• **Your task**:
Copy every line in which the string "Modif" occurs.

>> begin Material for this task

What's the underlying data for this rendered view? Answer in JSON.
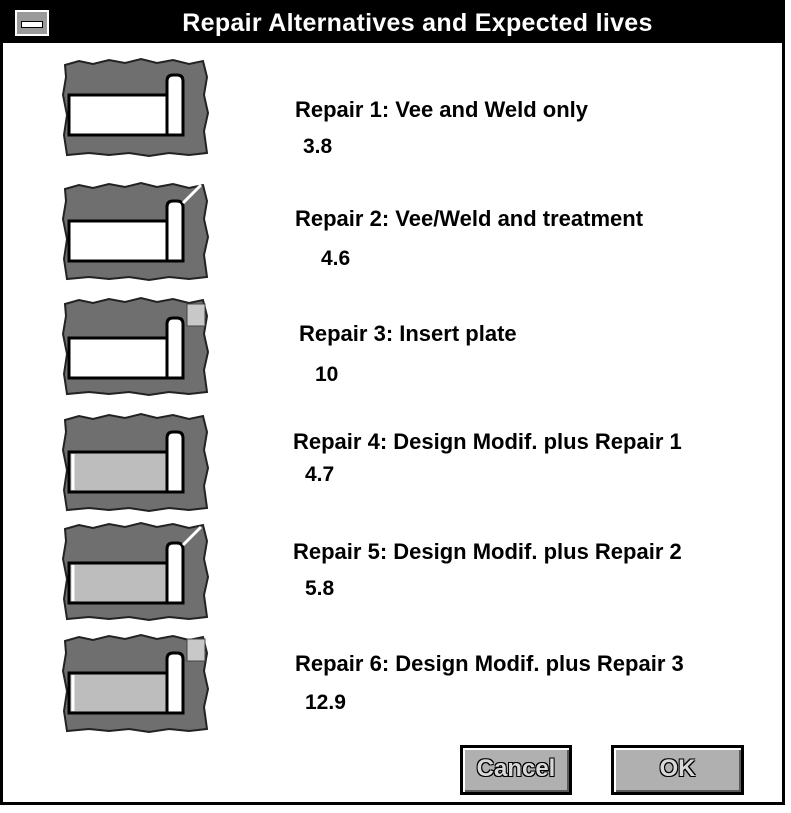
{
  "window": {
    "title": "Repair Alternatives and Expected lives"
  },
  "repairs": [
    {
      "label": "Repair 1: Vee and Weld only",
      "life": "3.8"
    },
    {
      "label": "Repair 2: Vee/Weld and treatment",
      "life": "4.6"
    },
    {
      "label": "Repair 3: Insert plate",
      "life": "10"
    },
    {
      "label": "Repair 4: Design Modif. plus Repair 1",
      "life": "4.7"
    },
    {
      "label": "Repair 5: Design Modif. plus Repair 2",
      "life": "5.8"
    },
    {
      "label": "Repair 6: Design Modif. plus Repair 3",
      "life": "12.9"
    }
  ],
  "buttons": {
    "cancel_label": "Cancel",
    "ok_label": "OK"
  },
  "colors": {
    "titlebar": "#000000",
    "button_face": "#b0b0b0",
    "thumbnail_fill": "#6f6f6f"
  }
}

>> end Material for this task
>> begin Material for this task

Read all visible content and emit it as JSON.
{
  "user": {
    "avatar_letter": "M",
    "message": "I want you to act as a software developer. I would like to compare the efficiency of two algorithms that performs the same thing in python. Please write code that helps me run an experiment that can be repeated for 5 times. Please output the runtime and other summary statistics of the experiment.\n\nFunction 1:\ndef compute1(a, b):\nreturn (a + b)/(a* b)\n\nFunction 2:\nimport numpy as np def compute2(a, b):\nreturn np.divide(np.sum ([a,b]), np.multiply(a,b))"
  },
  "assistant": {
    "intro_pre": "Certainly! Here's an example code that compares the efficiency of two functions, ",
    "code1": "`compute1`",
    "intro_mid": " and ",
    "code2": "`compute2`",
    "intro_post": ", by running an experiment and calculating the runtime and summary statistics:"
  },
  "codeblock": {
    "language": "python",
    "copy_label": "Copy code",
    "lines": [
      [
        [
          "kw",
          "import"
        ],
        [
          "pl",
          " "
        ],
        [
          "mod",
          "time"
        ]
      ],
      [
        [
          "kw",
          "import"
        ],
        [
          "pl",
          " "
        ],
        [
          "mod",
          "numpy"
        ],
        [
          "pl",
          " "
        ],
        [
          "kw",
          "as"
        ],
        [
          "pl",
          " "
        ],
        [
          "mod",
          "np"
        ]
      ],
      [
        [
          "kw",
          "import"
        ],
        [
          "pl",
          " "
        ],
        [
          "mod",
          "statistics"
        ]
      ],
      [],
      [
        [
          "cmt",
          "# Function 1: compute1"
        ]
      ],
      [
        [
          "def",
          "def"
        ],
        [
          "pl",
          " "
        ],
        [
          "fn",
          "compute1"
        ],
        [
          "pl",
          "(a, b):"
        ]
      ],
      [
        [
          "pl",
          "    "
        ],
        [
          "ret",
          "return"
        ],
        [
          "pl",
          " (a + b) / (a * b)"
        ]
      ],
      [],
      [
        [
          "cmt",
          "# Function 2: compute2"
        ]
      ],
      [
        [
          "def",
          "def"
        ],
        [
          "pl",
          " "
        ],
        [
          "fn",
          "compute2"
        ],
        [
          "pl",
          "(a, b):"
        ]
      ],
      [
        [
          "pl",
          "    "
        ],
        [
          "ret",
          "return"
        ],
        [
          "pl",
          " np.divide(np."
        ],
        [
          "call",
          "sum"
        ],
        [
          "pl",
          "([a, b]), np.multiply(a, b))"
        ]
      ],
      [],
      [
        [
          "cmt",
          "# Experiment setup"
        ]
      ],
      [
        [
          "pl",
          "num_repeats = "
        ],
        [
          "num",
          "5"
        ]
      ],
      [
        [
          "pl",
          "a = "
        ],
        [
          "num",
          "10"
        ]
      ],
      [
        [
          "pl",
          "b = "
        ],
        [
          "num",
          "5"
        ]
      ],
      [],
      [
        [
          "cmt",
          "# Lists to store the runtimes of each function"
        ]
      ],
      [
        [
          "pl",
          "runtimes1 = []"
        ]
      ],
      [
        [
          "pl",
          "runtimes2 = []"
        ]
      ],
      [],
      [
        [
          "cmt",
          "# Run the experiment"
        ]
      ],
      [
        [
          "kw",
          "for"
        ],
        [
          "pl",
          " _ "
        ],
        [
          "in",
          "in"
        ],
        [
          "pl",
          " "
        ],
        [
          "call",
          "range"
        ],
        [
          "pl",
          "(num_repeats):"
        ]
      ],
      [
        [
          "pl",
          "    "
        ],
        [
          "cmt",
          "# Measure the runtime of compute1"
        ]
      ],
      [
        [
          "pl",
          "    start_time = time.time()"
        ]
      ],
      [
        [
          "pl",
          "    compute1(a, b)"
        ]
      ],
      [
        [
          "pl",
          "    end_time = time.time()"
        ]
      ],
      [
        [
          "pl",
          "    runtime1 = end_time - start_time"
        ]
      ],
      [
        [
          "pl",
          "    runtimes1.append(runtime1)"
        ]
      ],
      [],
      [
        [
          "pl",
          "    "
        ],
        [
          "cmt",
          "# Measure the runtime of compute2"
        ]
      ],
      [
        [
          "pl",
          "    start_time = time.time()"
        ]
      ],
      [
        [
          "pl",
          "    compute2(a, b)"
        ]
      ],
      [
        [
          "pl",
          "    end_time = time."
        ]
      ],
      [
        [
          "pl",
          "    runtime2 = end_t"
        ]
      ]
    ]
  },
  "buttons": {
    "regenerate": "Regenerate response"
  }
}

>> end Material for this task

• **Output for this exercise**:
      "label": "Repair 4: Design Modif. plus Repair 1",
      "label": "Repair 5: Design Modif. plus Repair 2",
      "label": "Repair 6: Design Modif. plus Repair 3",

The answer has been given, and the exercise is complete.